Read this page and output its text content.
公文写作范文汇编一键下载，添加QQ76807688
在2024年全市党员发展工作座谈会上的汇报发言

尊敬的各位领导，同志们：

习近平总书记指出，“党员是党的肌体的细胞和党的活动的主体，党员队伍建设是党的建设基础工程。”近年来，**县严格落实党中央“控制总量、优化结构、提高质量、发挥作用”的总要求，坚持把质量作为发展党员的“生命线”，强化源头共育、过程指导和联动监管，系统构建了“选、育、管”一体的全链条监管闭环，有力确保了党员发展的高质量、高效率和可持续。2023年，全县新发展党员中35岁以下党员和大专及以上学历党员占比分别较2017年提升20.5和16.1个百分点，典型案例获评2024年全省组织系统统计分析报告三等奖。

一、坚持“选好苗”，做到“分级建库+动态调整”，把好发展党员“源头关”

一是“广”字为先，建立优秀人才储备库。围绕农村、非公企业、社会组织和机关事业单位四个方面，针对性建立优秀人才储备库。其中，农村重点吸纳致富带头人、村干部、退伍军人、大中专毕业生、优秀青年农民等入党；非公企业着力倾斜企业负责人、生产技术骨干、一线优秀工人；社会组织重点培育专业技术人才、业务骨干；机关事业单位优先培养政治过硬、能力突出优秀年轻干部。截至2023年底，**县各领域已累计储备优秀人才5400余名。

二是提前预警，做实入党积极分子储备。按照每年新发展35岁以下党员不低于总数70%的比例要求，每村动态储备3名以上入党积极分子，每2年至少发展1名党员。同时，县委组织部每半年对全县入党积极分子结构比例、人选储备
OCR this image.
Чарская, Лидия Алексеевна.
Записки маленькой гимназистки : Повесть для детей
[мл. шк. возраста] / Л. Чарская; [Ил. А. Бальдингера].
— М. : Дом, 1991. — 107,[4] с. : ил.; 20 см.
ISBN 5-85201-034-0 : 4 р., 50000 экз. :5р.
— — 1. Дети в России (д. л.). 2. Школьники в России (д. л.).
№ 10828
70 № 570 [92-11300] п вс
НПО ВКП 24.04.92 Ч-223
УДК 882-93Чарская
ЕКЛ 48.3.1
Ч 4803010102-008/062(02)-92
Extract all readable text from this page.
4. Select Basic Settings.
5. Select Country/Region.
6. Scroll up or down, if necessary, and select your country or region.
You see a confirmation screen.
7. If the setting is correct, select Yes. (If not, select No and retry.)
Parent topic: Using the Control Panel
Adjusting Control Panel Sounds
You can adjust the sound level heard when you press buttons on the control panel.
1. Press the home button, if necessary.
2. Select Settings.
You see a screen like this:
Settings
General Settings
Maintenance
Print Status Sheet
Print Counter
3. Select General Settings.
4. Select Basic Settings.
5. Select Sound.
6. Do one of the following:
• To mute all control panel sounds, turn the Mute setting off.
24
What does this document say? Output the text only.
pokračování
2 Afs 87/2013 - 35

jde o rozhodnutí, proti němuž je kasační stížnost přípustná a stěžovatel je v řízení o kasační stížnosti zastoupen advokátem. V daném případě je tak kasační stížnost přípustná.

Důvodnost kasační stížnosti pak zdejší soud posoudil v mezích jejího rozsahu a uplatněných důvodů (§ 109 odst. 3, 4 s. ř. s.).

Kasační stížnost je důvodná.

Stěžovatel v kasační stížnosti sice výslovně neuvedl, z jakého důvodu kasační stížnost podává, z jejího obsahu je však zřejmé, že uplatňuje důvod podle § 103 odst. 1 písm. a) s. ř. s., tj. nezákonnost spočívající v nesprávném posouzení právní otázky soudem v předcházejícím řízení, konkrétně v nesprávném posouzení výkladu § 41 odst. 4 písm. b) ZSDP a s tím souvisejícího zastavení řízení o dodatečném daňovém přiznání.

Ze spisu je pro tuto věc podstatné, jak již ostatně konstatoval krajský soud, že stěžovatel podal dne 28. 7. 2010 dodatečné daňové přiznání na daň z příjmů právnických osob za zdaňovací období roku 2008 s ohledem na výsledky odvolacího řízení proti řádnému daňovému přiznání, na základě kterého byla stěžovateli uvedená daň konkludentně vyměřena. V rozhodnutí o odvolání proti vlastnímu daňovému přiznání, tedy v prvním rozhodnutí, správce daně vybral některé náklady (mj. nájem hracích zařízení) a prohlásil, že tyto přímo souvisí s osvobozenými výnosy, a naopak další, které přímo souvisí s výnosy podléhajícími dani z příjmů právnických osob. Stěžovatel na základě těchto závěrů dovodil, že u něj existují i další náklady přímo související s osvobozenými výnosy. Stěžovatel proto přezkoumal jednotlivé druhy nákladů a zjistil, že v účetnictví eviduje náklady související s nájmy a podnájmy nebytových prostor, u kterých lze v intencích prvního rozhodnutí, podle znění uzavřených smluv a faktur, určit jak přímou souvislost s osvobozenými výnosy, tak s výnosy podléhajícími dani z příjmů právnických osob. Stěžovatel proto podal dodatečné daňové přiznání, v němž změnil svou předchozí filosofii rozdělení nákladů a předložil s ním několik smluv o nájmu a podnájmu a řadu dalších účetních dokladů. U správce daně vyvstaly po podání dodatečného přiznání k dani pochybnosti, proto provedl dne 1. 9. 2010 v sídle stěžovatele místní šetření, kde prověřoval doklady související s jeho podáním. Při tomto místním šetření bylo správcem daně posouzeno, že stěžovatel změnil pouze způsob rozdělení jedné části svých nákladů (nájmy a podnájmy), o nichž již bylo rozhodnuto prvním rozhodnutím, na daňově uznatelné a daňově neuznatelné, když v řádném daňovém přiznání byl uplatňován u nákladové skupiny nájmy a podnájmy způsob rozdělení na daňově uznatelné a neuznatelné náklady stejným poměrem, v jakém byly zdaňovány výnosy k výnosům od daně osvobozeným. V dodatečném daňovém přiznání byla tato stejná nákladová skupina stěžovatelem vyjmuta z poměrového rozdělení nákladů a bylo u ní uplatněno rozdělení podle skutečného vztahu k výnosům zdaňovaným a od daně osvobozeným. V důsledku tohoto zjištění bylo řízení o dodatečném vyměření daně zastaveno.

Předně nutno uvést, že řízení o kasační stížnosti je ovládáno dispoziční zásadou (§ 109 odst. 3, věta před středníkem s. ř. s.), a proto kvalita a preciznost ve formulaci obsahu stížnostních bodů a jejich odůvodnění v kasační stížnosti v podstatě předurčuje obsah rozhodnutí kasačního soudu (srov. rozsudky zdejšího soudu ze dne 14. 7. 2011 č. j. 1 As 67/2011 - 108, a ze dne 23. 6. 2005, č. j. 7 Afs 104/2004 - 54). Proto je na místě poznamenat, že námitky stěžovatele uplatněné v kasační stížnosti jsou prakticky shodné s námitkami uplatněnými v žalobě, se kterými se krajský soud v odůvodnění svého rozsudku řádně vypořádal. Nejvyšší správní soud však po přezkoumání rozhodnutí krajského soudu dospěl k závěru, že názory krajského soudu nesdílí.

- What the task asks -
Please output every record, keeping each line exact.

- Worked answer -
Read this page and output its text content.
公文写作范文汇编一键下载，添加QQ76807688
在2024年全市党员发展工作座谈会上的汇报发言

尊敬的各位领导，同志们：

习近平总书记指出，“党员是党的肌体的细胞和党的活动的主体，党员队伍建设是党的建设基础工程。”近年来，**县严格落实党中央“控制总量、优化结构、提高质量、发挥作用”的总要求，坚持把质量作为发展党员的“生命线”，强化源头共育、过程指导和联动监管，系统构建了“选、育、管”一体的全链条监管闭环，有力确保了党员发展的高质量、高效率和可持续。2023年，全县新发展党员中35岁以下党员和大专及以上学历党员占比分别较2017年提升20.5和16.1个百分点，典型案例获评2024年全省组织系统统计分析报告三等奖。

一、坚持“选好苗”，做到“分级建库+动态调整”，把好发展党员“源头关”

一是“广”字为先，建立优秀人才储备库。围绕农村、非公企业、社会组织和机关事业单位四个方面，针对性建立优秀人才储备库。其中，农村重点吸纳致富带头人、村干部、退伍军人、大中专毕业生、优秀青年农民等入党；非公企业着力倾斜企业负责人、生产技术骨干、一线优秀工人；社会组织重点培育专业技术人才、业务骨干；机关事业单位优先培养政治过硬、能力突出优秀年轻干部。截至2023年底，**县各领域已累计储备优秀人才5400余名。

二是提前预警，做实入党积极分子储备。按照每年新发展35岁以下党员不低于总数70%的比例要求，每村动态储备3名以上入党积极分子，每2年至少发展1名党员。同时，县委组织部每半年对全县入党积极分子结构比例、人选储备
OCR this image.
Чарская, Лидия Алексеевна.
Записки маленькой гимназистки : Повесть для детей
[мл. шк. возраста] / Л. Чарская; [Ил. А. Бальдингера].
— М. : Дом, 1991. — 107,[4] с. : ил.; 20 см.
ISBN 5-85201-034-0 : 4 р., 50000 экз. :5р.
— — 1. Дети в России (д. л.). 2. Школьники в России (д. л.).
№ 10828
70 № 570 [92-11300] п вс
НПО ВКП 24.04.92 Ч-223
УДК 882-93Чарская
ЕКЛ 48.3.1
Ч 4803010102-008/062(02)-92
Extract all readable text from this page.
4. Select Basic Settings.
5. Select Country/Region.
6. Scroll up or down, if necessary, and select your country or region.
You see a confirmation screen.
7. If the setting is correct, select Yes. (If not, select No and retry.)
Parent topic: Using the Control Panel
Adjusting Control Panel Sounds
You can adjust the sound level heard when you press buttons on the control panel.
1. Press the home button, if necessary.
2. Select Settings.
You see a screen like this:
Settings
General Settings
Maintenance
Print Status Sheet
Print Counter
3. Select General Settings.
4. Select Basic Settings.
5. Select Sound.
6. Do one of the following:
• To mute all control panel sounds, turn the Mute setting off.
24
What does this document say? Output the text only.
pokračování
2 Afs 87/2013 - 35

jde o rozhodnutí, proti němuž je kasační stížnost přípustná a stěžovatel je v řízení o kasační stížnosti zastoupen advokátem. V daném případě je tak kasační stížnost přípustná.

Důvodnost kasační stížnosti pak zdejší soud posoudil v mezích jejího rozsahu a uplatněných důvodů (§ 109 odst. 3, 4 s. ř. s.).

Kasační stížnost je důvodná.

Stěžovatel v kasační stížnosti sice výslovně neuvedl, z jakého důvodu kasační stížnost podává, z jejího obsahu je však zřejmé, že uplatňuje důvod podle § 103 odst. 1 písm. a) s. ř. s., tj. nezákonnost spočívající v nesprávném posouzení právní otázky soudem v předcházejícím řízení, konkrétně v nesprávném posouzení výkladu § 41 odst. 4 písm. b) ZSDP a s tím souvisejícího zastavení řízení o dodatečném daňovém přiznání.

Ze spisu je pro tuto věc podstatné, jak již ostatně konstatoval krajský soud, že stěžovatel podal dne 28. 7. 2010 dodatečné daňové přiznání na daň z příjmů právnických osob za zdaňovací období roku 2008 s ohledem na výsledky odvolacího řízení proti řádnému daňovému přiznání, na základě kterého byla stěžovateli uvedená daň konkludentně vyměřena. V rozhodnutí o odvolání proti vlastnímu daňovému přiznání, tedy v prvním rozhodnutí, správce daně vybral některé náklady (mj. nájem hracích zařízení) a prohlásil, že tyto přímo souvisí s osvobozenými výnosy, a naopak další, které přímo souvisí s výnosy podléhajícími dani z příjmů právnických osob. Stěžovatel na základě těchto závěrů dovodil, že u něj existují i další náklady přímo související s osvobozenými výnosy. Stěžovatel proto přezkoumal jednotlivé druhy nákladů a zjistil, že v účetnictví eviduje náklady související s nájmy a podnájmy nebytových prostor, u kterých lze v intencích prvního rozhodnutí, podle znění uzavřených smluv a faktur, určit jak přímou souvislost s osvobozenými výnosy, tak s výnosy podléhajícími dani z příjmů právnických osob. Stěžovatel proto podal dodatečné daňové přiznání, v němž změnil svou předchozí filosofii rozdělení nákladů a předložil s ním několik smluv o nájmu a podnájmu a řadu dalších účetních dokladů. U správce daně vyvstaly po podání dodatečného přiznání k dani pochybnosti, proto provedl dne 1. 9. 2010 v sídle stěžovatele místní šetření, kde prověřoval doklady související s jeho podáním. Při tomto místním šetření bylo správcem daně posouzeno, že stěžovatel změnil pouze způsob rozdělení jedné části svých nákladů (nájmy a podnájmy), o nichž již bylo rozhodnuto prvním rozhodnutím, na daňově uznatelné a daňově neuznatelné, když v řádném daňovém přiznání byl uplatňován u nákladové skupiny nájmy a podnájmy způsob rozdělení na daňově uznatelné a neuznatelné náklady stejným poměrem, v jakém byly zdaňovány výnosy k výnosům od daně osvobozeným. V dodatečném daňovém přiznání byla tato stejná nákladová skupina stěžovatelem vyjmuta z poměrového rozdělení nákladů a bylo u ní uplatněno rozdělení podle skutečného vztahu k výnosům zdaňovaným a od daně osvobozeným. V důsledku tohoto zjištění bylo řízení o dodatečném vyměření daně zastaveno.

Předně nutno uvést, že řízení o kasační stížnosti je ovládáno dispoziční zásadou (§ 109 odst. 3, věta před středníkem s. ř. s.), a proto kvalita a preciznost ve formulaci obsahu stížnostních bodů a jejich odůvodnění v kasační stížnosti v podstatě předurčuje obsah rozhodnutí kasačního soudu (srov. rozsudky zdejšího soudu ze dne 14. 7. 2011 č. j. 1 As 67/2011 - 108, a ze dne 23. 6. 2005, č. j. 7 Afs 104/2004 - 54). Proto je na místě poznamenat, že námitky stěžovatele uplatněné v kasační stížnosti jsou prakticky shodné s námitkami uplatněnými v žalobě, se kterými se krajský soud v odůvodnění svého rozsudku řádně vypořádal. Nejvyšší správní soud však po přezkoumání rozhodnutí krajského soudu dospěl k závěru, že názory krajského soudu nesdílí.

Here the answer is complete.